■ SHORT TASK: Without the pictures, copy all the entries below exactly.

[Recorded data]

•••

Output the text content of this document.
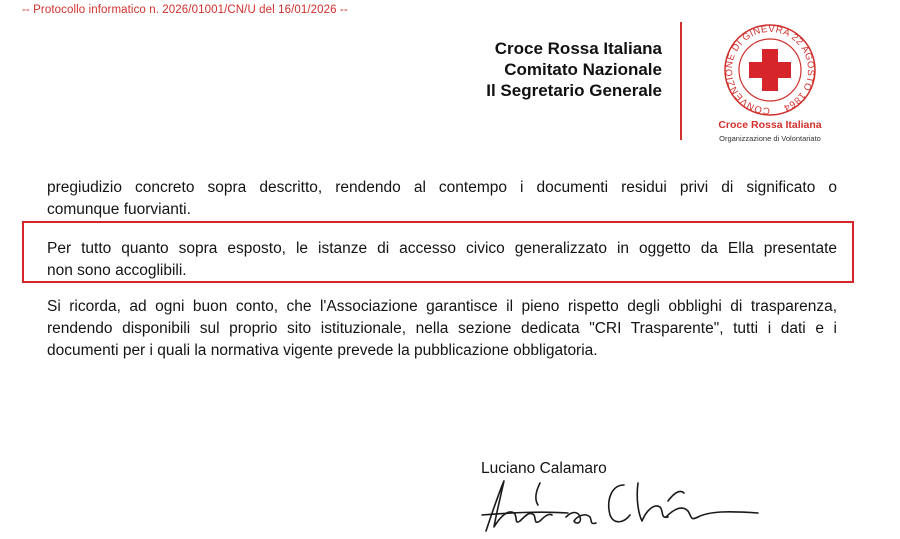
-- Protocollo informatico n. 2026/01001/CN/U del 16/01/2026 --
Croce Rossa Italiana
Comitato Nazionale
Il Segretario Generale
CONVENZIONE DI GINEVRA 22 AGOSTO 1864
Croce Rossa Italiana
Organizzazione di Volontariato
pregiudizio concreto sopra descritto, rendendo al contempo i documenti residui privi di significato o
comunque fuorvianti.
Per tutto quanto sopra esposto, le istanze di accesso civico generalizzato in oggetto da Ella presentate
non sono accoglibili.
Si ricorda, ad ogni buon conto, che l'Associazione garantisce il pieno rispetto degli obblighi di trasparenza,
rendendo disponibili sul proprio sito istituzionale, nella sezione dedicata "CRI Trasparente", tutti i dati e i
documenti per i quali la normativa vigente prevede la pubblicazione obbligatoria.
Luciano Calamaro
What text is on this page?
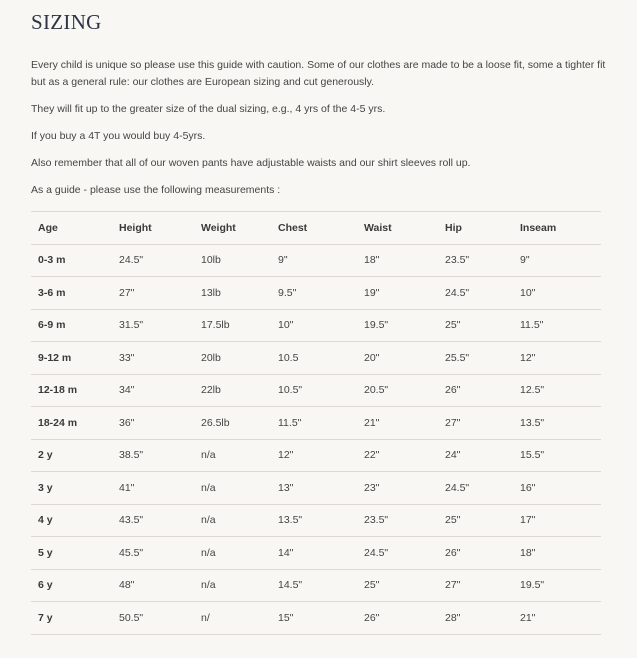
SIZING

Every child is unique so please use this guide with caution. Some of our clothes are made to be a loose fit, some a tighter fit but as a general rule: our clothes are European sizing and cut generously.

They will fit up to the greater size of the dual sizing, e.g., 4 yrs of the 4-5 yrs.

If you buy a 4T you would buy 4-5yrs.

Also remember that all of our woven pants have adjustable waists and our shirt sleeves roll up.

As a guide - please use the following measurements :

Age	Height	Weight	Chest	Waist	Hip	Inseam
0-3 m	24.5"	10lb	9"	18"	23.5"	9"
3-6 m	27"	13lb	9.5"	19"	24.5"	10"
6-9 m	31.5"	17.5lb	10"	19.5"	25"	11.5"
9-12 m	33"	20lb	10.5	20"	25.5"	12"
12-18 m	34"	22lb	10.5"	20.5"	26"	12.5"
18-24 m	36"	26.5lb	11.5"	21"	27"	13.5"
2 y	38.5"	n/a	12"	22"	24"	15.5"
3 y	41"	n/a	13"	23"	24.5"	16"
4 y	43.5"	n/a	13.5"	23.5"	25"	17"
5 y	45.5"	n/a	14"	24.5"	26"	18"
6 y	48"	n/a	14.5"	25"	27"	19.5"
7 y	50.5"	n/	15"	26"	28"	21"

•••

■ CORRECT RESPONSE:
Output the text content of this document.
-- Protocollo informatico n. 2026/01001/CN/U del 16/01/2026 --
Croce Rossa Italiana
Comitato Nazionale
Il Segretario Generale
CONVENZIONE DI GINEVRA 22 AGOSTO 1864
Croce Rossa Italiana
Organizzazione di Volontariato
pregiudizio concreto sopra descritto, rendendo al contempo i documenti residui privi di significato o
comunque fuorvianti.
Per tutto quanto sopra esposto, le istanze di accesso civico generalizzato in oggetto da Ella presentate
non sono accoglibili.
Si ricorda, ad ogni buon conto, che l'Associazione garantisce il pieno rispetto degli obblighi di trasparenza,
rendendo disponibili sul proprio sito istituzionale, nella sezione dedicata "CRI Trasparente", tutti i dati e i
documenti per i quali la normativa vigente prevede la pubblicazione obbligatoria.
Luciano Calamaro
What text is on this page?
SIZING

Every child is unique so please use this guide with caution. Some of our clothes are made to be a loose fit, some a tighter fit but as a general rule: our clothes are European sizing and cut generously.

They will fit up to the greater size of the dual sizing, e.g., 4 yrs of the 4-5 yrs.

If you buy a 4T you would buy 4-5yrs.

Also remember that all of our woven pants have adjustable waists and our shirt sleeves roll up.

As a guide - please use the following measurements :

Age	Height	Weight	Chest	Waist	Hip	Inseam
0-3 m	24.5"	10lb	9"	18"	23.5"	9"
3-6 m	27"	13lb	9.5"	19"	24.5"	10"
6-9 m	31.5"	17.5lb	10"	19.5"	25"	11.5"
9-12 m	33"	20lb	10.5	20"	25.5"	12"
12-18 m	34"	22lb	10.5"	20.5"	26"	12.5"
18-24 m	36"	26.5lb	11.5"	21"	27"	13.5"
2 y	38.5"	n/a	12"	22"	24"	15.5"
3 y	41"	n/a	13"	23"	24.5"	16"
4 y	43.5"	n/a	13.5"	23.5"	25"	17"
5 y	45.5"	n/a	14"	24.5"	26"	18"
6 y	48"	n/a	14.5"	25"	27"	19.5"
7 y	50.5"	n/	15"	26"	28"	21"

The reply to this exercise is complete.